(Extracted data entries)

::::::::::

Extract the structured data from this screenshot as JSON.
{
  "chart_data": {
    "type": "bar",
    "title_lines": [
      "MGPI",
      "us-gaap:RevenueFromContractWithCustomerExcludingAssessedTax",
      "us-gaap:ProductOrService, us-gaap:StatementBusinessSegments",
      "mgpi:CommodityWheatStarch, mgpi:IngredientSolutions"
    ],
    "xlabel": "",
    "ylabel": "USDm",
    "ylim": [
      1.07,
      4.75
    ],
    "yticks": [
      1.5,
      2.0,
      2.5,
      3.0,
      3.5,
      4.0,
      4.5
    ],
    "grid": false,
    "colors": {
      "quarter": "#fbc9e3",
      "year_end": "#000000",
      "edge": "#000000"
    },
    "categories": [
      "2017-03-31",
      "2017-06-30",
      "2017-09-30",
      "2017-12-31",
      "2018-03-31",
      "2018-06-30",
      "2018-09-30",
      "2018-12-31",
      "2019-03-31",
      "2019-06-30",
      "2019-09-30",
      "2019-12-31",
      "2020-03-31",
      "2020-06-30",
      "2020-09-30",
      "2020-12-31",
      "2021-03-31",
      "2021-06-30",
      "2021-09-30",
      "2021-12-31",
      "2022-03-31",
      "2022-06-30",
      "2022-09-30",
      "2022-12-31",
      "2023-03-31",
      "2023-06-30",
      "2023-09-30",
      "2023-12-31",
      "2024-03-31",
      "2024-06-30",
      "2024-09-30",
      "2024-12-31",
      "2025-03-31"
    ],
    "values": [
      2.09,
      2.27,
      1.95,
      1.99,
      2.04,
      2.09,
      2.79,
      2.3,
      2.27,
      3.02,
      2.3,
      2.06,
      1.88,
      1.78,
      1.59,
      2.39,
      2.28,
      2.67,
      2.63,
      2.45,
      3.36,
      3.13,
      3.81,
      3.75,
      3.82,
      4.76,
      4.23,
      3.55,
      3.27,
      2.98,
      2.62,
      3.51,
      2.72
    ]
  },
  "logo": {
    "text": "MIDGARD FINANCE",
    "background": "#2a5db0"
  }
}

::::::::::

Among the lines of the data above, count those holding "gaap" and state only the number.

2